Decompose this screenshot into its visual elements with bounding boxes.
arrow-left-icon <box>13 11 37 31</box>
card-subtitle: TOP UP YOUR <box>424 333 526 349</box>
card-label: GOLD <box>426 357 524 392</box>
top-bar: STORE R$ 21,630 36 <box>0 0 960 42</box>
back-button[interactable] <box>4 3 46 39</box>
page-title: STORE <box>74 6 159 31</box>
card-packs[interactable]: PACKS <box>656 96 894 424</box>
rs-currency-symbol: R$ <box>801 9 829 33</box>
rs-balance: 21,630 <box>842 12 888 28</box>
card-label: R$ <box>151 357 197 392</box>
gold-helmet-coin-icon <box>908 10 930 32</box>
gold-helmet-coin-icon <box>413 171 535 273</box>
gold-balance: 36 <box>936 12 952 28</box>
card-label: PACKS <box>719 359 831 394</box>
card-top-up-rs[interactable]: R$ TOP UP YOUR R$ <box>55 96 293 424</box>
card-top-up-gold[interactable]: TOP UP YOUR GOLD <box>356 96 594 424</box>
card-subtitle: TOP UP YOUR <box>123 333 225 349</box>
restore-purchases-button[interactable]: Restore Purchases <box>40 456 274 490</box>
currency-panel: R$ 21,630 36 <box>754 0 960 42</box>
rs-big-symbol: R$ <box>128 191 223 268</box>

● Exercise requirements
Return every line of the records above, copied character for character.

● The output
Decompose this screenshot into its visual elements with bounding boxes.
arrow-left-icon <box>13 11 37 31</box>
card-subtitle: TOP UP YOUR <box>424 333 526 349</box>
card-label: GOLD <box>426 357 524 392</box>
top-bar: STORE R$ 21,630 36 <box>0 0 960 42</box>
back-button[interactable] <box>4 3 46 39</box>
page-title: STORE <box>74 6 159 31</box>
card-packs[interactable]: PACKS <box>656 96 894 424</box>
rs-currency-symbol: R$ <box>801 9 829 33</box>
rs-balance: 21,630 <box>842 12 888 28</box>
card-label: R$ <box>151 357 197 392</box>
gold-helmet-coin-icon <box>908 10 930 32</box>
gold-helmet-coin-icon <box>413 171 535 273</box>
gold-balance: 36 <box>936 12 952 28</box>
card-label: PACKS <box>719 359 831 394</box>
card-top-up-rs[interactable]: R$ TOP UP YOUR R$ <box>55 96 293 424</box>
card-top-up-gold[interactable]: TOP UP YOUR GOLD <box>356 96 594 424</box>
card-subtitle: TOP UP YOUR <box>123 333 225 349</box>
restore-purchases-button[interactable]: Restore Purchases <box>40 456 274 490</box>
currency-panel: R$ 21,630 36 <box>754 0 960 42</box>
rs-big-symbol: R$ <box>128 191 223 268</box>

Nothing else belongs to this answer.